What this task involves:
Copy the listing below in full and skip every picture.

The input:
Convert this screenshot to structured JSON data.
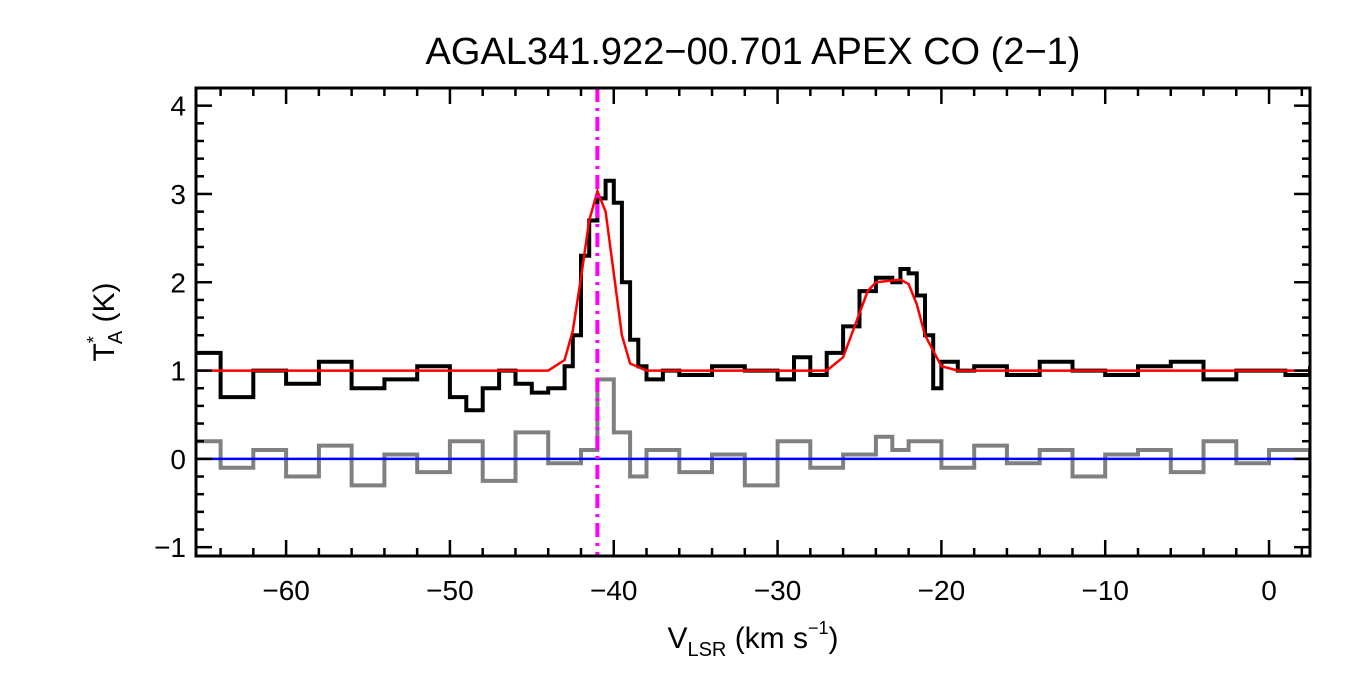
{
  "chart_data": {
    "type": "line",
    "title": "AGAL341.922−00.701  APEX CO (2−1)",
    "xlabel": {
      "main": "V",
      "sub": "LSR",
      "unit_pre": " (km s",
      "sup": "−1",
      "unit_post": ")"
    },
    "ylabel": {
      "main": "T",
      "sup": "*",
      "sub": "A",
      "unit": " (K)"
    },
    "xlim": [
      -65.5,
      2.5
    ],
    "ylim": [
      -1.1,
      4.2
    ],
    "xticks": [
      -60,
      -50,
      -40,
      -30,
      -20,
      -10,
      0
    ],
    "xtick_labels": [
      "−60",
      "−50",
      "−40",
      "−30",
      "−20",
      "−10",
      "0"
    ],
    "yticks": [
      -1,
      0,
      1,
      2,
      3,
      4
    ],
    "ytick_labels": [
      "−1",
      "0",
      "1",
      "2",
      "3",
      "4"
    ],
    "x_minor_step": 2,
    "y_minor_step": 0.2,
    "grid": false,
    "reference_velocity": -41.0,
    "baseline": 0,
    "series": [
      {
        "role": "observed-spectrum",
        "color": "#000000",
        "x": [
          -65.5,
          -64.0,
          -62.0,
          -60.0,
          -58.0,
          -56.0,
          -54.0,
          -52.0,
          -50.0,
          -49.0,
          -48.0,
          -47.0,
          -46.0,
          -45.0,
          -44.0,
          -43.0,
          -42.5,
          -42.0,
          -41.5,
          -41.0,
          -40.5,
          -40.0,
          -39.5,
          -39.0,
          -38.5,
          -38.0,
          -37.0,
          -36.0,
          -34.0,
          -32.0,
          -30.0,
          -29.0,
          -28.0,
          -27.0,
          -26.0,
          -25.0,
          -24.0,
          -23.0,
          -22.5,
          -22.0,
          -21.5,
          -21.0,
          -20.5,
          -20.0,
          -19.0,
          -18.0,
          -16.0,
          -14.0,
          -12.0,
          -10.0,
          -8.0,
          -6.0,
          -4.0,
          -2.0,
          0.0,
          1.0,
          2.5
        ],
        "y": [
          1.2,
          0.7,
          1.0,
          0.85,
          1.1,
          0.8,
          0.9,
          1.05,
          0.7,
          0.55,
          0.8,
          1.0,
          0.85,
          0.75,
          0.8,
          1.05,
          1.4,
          2.3,
          2.7,
          2.95,
          3.15,
          2.9,
          2.0,
          1.35,
          1.05,
          0.9,
          1.0,
          0.95,
          1.05,
          1.0,
          0.9,
          1.15,
          0.95,
          1.2,
          1.5,
          1.9,
          2.05,
          2.0,
          2.15,
          2.1,
          1.85,
          1.4,
          0.8,
          1.1,
          1.0,
          1.05,
          0.95,
          1.1,
          1.0,
          0.95,
          1.05,
          1.1,
          0.9,
          1.0,
          1.0,
          0.95,
          1.05
        ]
      },
      {
        "role": "gaussian-fit",
        "color": "#ff0000",
        "x": [
          -65.5,
          -44.0,
          -43.0,
          -42.5,
          -42.0,
          -41.5,
          -41.0,
          -40.5,
          -40.0,
          -39.5,
          -39.0,
          -38.0,
          -27.0,
          -26.0,
          -25.0,
          -24.5,
          -24.0,
          -23.0,
          -22.5,
          -22.0,
          -21.5,
          -21.0,
          -20.0,
          -19.0,
          2.5
        ],
        "y": [
          1.0,
          1.0,
          1.12,
          1.45,
          2.05,
          2.7,
          3.03,
          2.8,
          2.1,
          1.4,
          1.08,
          1.0,
          1.0,
          1.15,
          1.65,
          1.9,
          2.0,
          2.02,
          2.03,
          1.98,
          1.75,
          1.4,
          1.05,
          1.0,
          1.0
        ]
      },
      {
        "role": "residual",
        "color": "#808080",
        "x": [
          -65.5,
          -64.0,
          -62.0,
          -60.0,
          -58.0,
          -56.0,
          -54.0,
          -52.0,
          -50.0,
          -48.0,
          -46.0,
          -44.0,
          -42.0,
          -41.0,
          -40.0,
          -39.0,
          -38.0,
          -36.0,
          -34.0,
          -32.0,
          -30.0,
          -28.0,
          -26.0,
          -24.0,
          -23.0,
          -22.0,
          -20.0,
          -18.0,
          -16.0,
          -14.0,
          -12.0,
          -10.0,
          -8.0,
          -6.0,
          -4.0,
          -2.0,
          0.0,
          2.5
        ],
        "y": [
          0.2,
          -0.1,
          0.1,
          -0.2,
          0.15,
          -0.3,
          0.05,
          -0.15,
          0.2,
          -0.25,
          0.3,
          -0.05,
          0.1,
          0.9,
          0.3,
          -0.2,
          0.1,
          -0.15,
          0.05,
          -0.3,
          0.2,
          -0.1,
          0.05,
          0.25,
          0.1,
          0.2,
          -0.1,
          0.15,
          -0.05,
          0.1,
          -0.2,
          0.05,
          0.1,
          -0.15,
          0.2,
          -0.05,
          0.1,
          0.0
        ]
      },
      {
        "role": "zero-line",
        "color": "#0000ff",
        "x": [
          -65.5,
          2.5
        ],
        "y": [
          0,
          0
        ]
      }
    ],
    "reference_line_color": "#ff00ff"
  }
}
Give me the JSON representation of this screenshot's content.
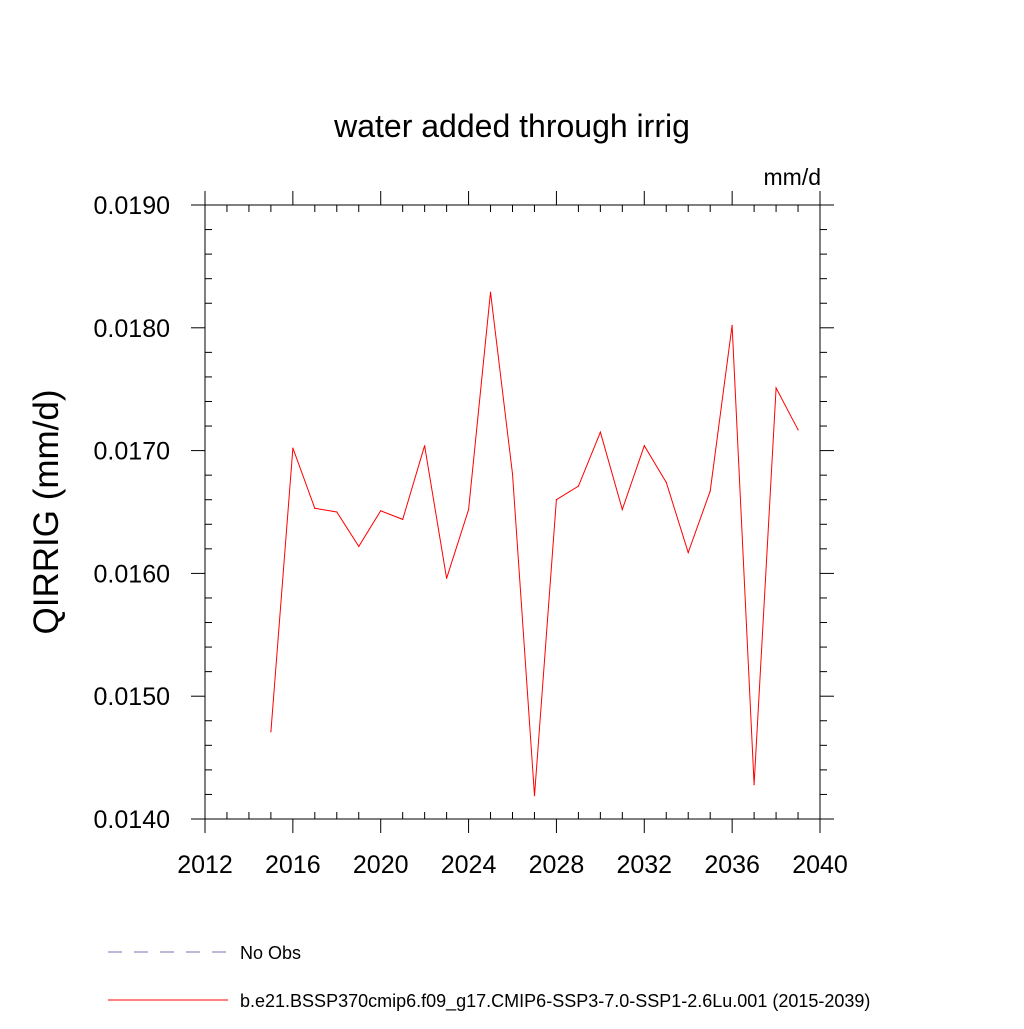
{
  "chart_data": {
    "type": "line",
    "title": "water added through irrig",
    "units": "mm/d",
    "ylabel": "QIRRIG  (mm/d)",
    "xlabel": "",
    "xlim": [
      2012,
      2040
    ],
    "ylim": [
      0.014,
      0.019
    ],
    "x_ticks": [
      "2012",
      "2016",
      "2020",
      "2024",
      "2028",
      "2032",
      "2036",
      "2040"
    ],
    "y_ticks": [
      "0.0140",
      "0.0150",
      "0.0160",
      "0.0170",
      "0.0180",
      "0.0190"
    ],
    "grid": false,
    "legend": [
      {
        "label": "No Obs",
        "color": "#7f6fb0",
        "style": "dashed"
      },
      {
        "label": "b.e21.BSSP370cmip6.f09_g17.CMIP6-SSP3-7.0-SSP1-2.6Lu.001 (2015-2039)",
        "color": "#ff0000",
        "style": "solid"
      }
    ],
    "series": [
      {
        "name": "b.e21.BSSP370cmip6.f09_g17.CMIP6-SSP3-7.0-SSP1-2.6Lu.001 (2015-2039)",
        "color": "#ff0000",
        "x": [
          2015,
          2016,
          2017,
          2018,
          2019,
          2020,
          2021,
          2022,
          2023,
          2024,
          2025,
          2026,
          2027,
          2028,
          2029,
          2030,
          2031,
          2032,
          2033,
          2034,
          2035,
          2036,
          2037,
          2038,
          2039
        ],
        "y": [
          0.01471,
          0.01702,
          0.01653,
          0.0165,
          0.01622,
          0.01651,
          0.01644,
          0.01704,
          0.01596,
          0.01652,
          0.01829,
          0.01681,
          0.01419,
          0.0166,
          0.01671,
          0.01715,
          0.01652,
          0.01704,
          0.01674,
          0.01617,
          0.01667,
          0.01802,
          0.01428,
          0.01751,
          0.01717
        ]
      }
    ]
  }
}
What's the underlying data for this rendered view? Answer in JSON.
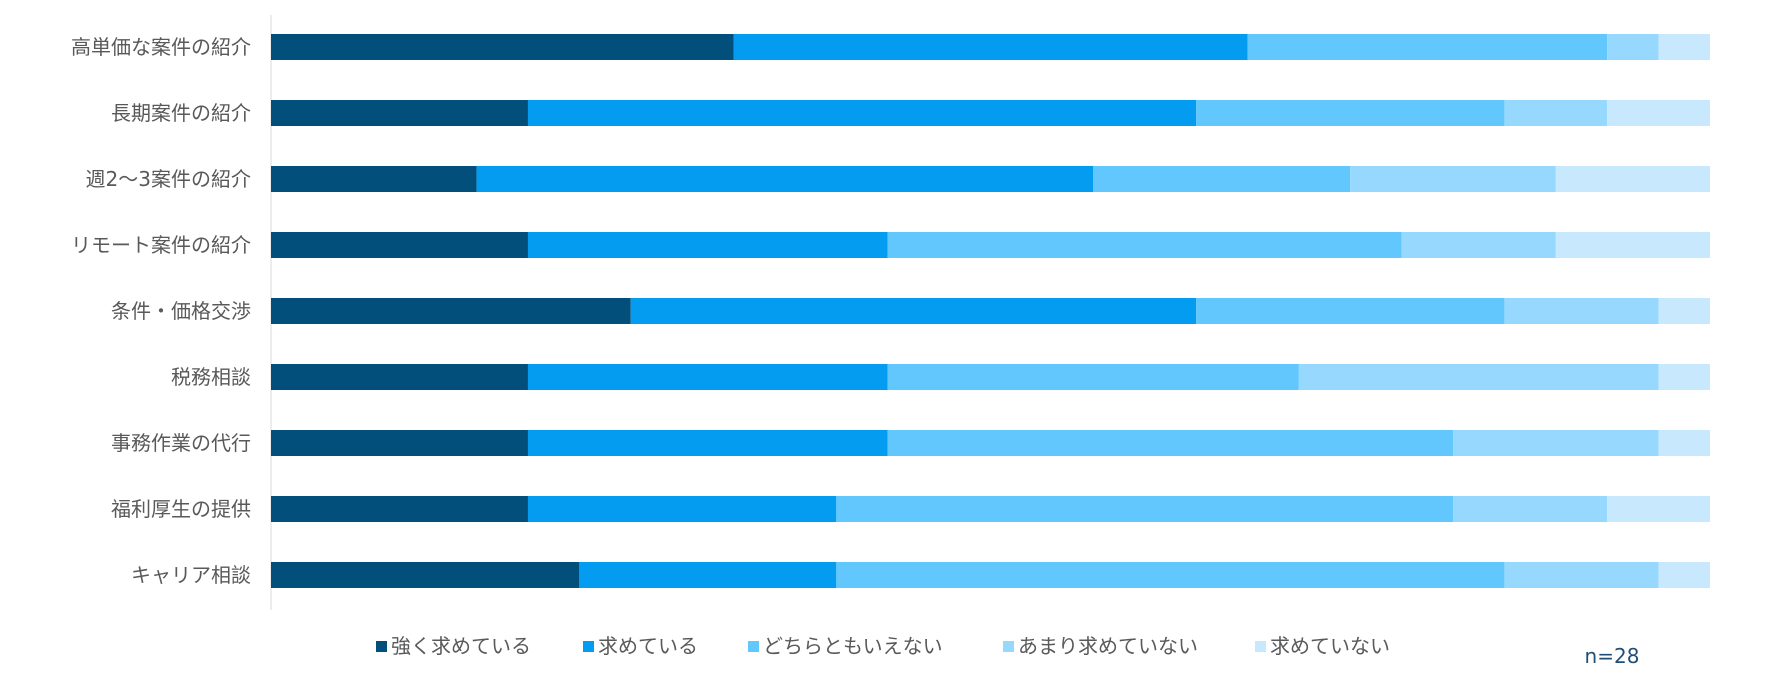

Response to the exercise:
Convert this screenshot to structured JSON data.
{
  "chart_data": {
    "type": "line",
    "title": "AGAL341.922−00.701  APEX CO (2−1)",
    "xlabel": {
      "main": "V",
      "sub": "LSR",
      "unit_pre": " (km s",
      "sup": "−1",
      "unit_post": ")"
    },
    "ylabel": {
      "main": "T",
      "sup": "*",
      "sub": "A",
      "unit": " (K)"
    },
    "xlim": [
      -65.5,
      2.5
    ],
    "ylim": [
      -1.1,
      4.2
    ],
    "xticks": [
      -60,
      -50,
      -40,
      -30,
      -20,
      -10,
      0
    ],
    "xtick_labels": [
      "−60",
      "−50",
      "−40",
      "−30",
      "−20",
      "−10",
      "0"
    ],
    "yticks": [
      -1,
      0,
      1,
      2,
      3,
      4
    ],
    "ytick_labels": [
      "−1",
      "0",
      "1",
      "2",
      "3",
      "4"
    ],
    "x_minor_step": 2,
    "y_minor_step": 0.2,
    "grid": false,
    "reference_velocity": -41.0,
    "baseline": 0,
    "series": [
      {
        "role": "observed-spectrum",
        "color": "#000000",
        "x": [
          -65.5,
          -64.0,
          -62.0,
          -60.0,
          -58.0,
          -56.0,
          -54.0,
          -52.0,
          -50.0,
          -49.0,
          -48.0,
          -47.0,
          -46.0,
          -45.0,
          -44.0,
          -43.0,
          -42.5,
          -42.0,
          -41.5,
          -41.0,
          -40.5,
          -40.0,
          -39.5,
          -39.0,
          -38.5,
          -38.0,
          -37.0,
          -36.0,
          -34.0,
          -32.0,
          -30.0,
          -29.0,
          -28.0,
          -27.0,
          -26.0,
          -25.0,
          -24.0,
          -23.0,
          -22.5,
          -22.0,
          -21.5,
          -21.0,
          -20.5,
          -20.0,
          -19.0,
          -18.0,
          -16.0,
          -14.0,
          -12.0,
          -10.0,
          -8.0,
          -6.0,
          -4.0,
          -2.0,
          0.0,
          1.0,
          2.5
        ],
        "y": [
          1.2,
          0.7,
          1.0,
          0.85,
          1.1,
          0.8,
          0.9,
          1.05,
          0.7,
          0.55,
          0.8,
          1.0,
          0.85,
          0.75,
          0.8,
          1.05,
          1.4,
          2.3,
          2.7,
          2.95,
          3.15,
          2.9,
          2.0,
          1.35,
          1.05,
          0.9,
          1.0,
          0.95,
          1.05,
          1.0,
          0.9,
          1.15,
          0.95,
          1.2,
          1.5,
          1.9,
          2.05,
          2.0,
          2.15,
          2.1,
          1.85,
          1.4,
          0.8,
          1.1,
          1.0,
          1.05,
          0.95,
          1.1,
          1.0,
          0.95,
          1.05,
          1.1,
          0.9,
          1.0,
          1.0,
          0.95,
          1.05
        ]
      },
      {
        "role": "gaussian-fit",
        "color": "#ff0000",
        "x": [
          -65.5,
          -44.0,
          -43.0,
          -42.5,
          -42.0,
          -41.5,
          -41.0,
          -40.5,
          -40.0,
          -39.5,
          -39.0,
          -38.0,
          -27.0,
          -26.0,
          -25.0,
          -24.5,
          -24.0,
          -23.0,
          -22.5,
          -22.0,
          -21.5,
          -21.0,
          -20.0,
          -19.0,
          2.5
        ],
        "y": [
          1.0,
          1.0,
          1.12,
          1.45,
          2.05,
          2.7,
          3.03,
          2.8,
          2.1,
          1.4,
          1.08,
          1.0,
          1.0,
          1.15,
          1.65,
          1.9,
          2.0,
          2.02,
          2.03,
          1.98,
          1.75,
          1.4,
          1.05,
          1.0,
          1.0
        ]
      },
      {
        "role": "residual",
        "color": "#808080",
        "x": [
          -65.5,
          -64.0,
          -62.0,
          -60.0,
          -58.0,
          -56.0,
          -54.0,
          -52.0,
          -50.0,
          -48.0,
          -46.0,
          -44.0,
          -42.0,
          -41.0,
          -40.0,
          -39.0,
          -38.0,
          -36.0,
          -34.0,
          -32.0,
          -30.0,
          -28.0,
          -26.0,
          -24.0,
          -23.0,
          -22.0,
          -20.0,
          -18.0,
          -16.0,
          -14.0,
          -12.0,
          -10.0,
          -8.0,
          -6.0,
          -4.0,
          -2.0,
          0.0,
          2.5
        ],
        "y": [
          0.2,
          -0.1,
          0.1,
          -0.2,
          0.15,
          -0.3,
          0.05,
          -0.15,
          0.2,
          -0.25,
          0.3,
          -0.05,
          0.1,
          0.9,
          0.3,
          -0.2,
          0.1,
          -0.15,
          0.05,
          -0.3,
          0.2,
          -0.1,
          0.05,
          0.25,
          0.1,
          0.2,
          -0.1,
          0.15,
          -0.05,
          0.1,
          -0.2,
          0.05,
          0.1,
          -0.15,
          0.2,
          -0.05,
          0.1,
          0.0
        ]
      },
      {
        "role": "zero-line",
        "color": "#0000ff",
        "x": [
          -65.5,
          2.5
        ],
        "y": [
          0,
          0
        ]
      }
    ],
    "reference_line_color": "#ff00ff"
  }
}
Give me the JSON representation of this screenshot's content.
{
  "chart_data": {
    "type": "line",
    "title": "water added through irrig",
    "units": "mm/d",
    "ylabel": "QIRRIG  (mm/d)",
    "xlabel": "",
    "xlim": [
      2012,
      2040
    ],
    "ylim": [
      0.014,
      0.019
    ],
    "x_ticks": [
      "2012",
      "2016",
      "2020",
      "2024",
      "2028",
      "2032",
      "2036",
      "2040"
    ],
    "y_ticks": [
      "0.0140",
      "0.0150",
      "0.0160",
      "0.0170",
      "0.0180",
      "0.0190"
    ],
    "grid": false,
    "legend": [
      {
        "label": "No Obs",
        "color": "#7f6fb0",
        "style": "dashed"
      },
      {
        "label": "b.e21.BSSP370cmip6.f09_g17.CMIP6-SSP3-7.0-SSP1-2.6Lu.001 (2015-2039)",
        "color": "#ff0000",
        "style": "solid"
      }
    ],
    "series": [
      {
        "name": "b.e21.BSSP370cmip6.f09_g17.CMIP6-SSP3-7.0-SSP1-2.6Lu.001 (2015-2039)",
        "color": "#ff0000",
        "x": [
          2015,
          2016,
          2017,
          2018,
          2019,
          2020,
          2021,
          2022,
          2023,
          2024,
          2025,
          2026,
          2027,
          2028,
          2029,
          2030,
          2031,
          2032,
          2033,
          2034,
          2035,
          2036,
          2037,
          2038,
          2039
        ],
        "y": [
          0.01471,
          0.01702,
          0.01653,
          0.0165,
          0.01622,
          0.01651,
          0.01644,
          0.01704,
          0.01596,
          0.01652,
          0.01829,
          0.01681,
          0.01419,
          0.0166,
          0.01671,
          0.01715,
          0.01652,
          0.01704,
          0.01674,
          0.01617,
          0.01667,
          0.01802,
          0.01428,
          0.01751,
          0.01717
        ]
      }
    ]
  }
}
What's the underlying data for this rendered view? Answer in JSON.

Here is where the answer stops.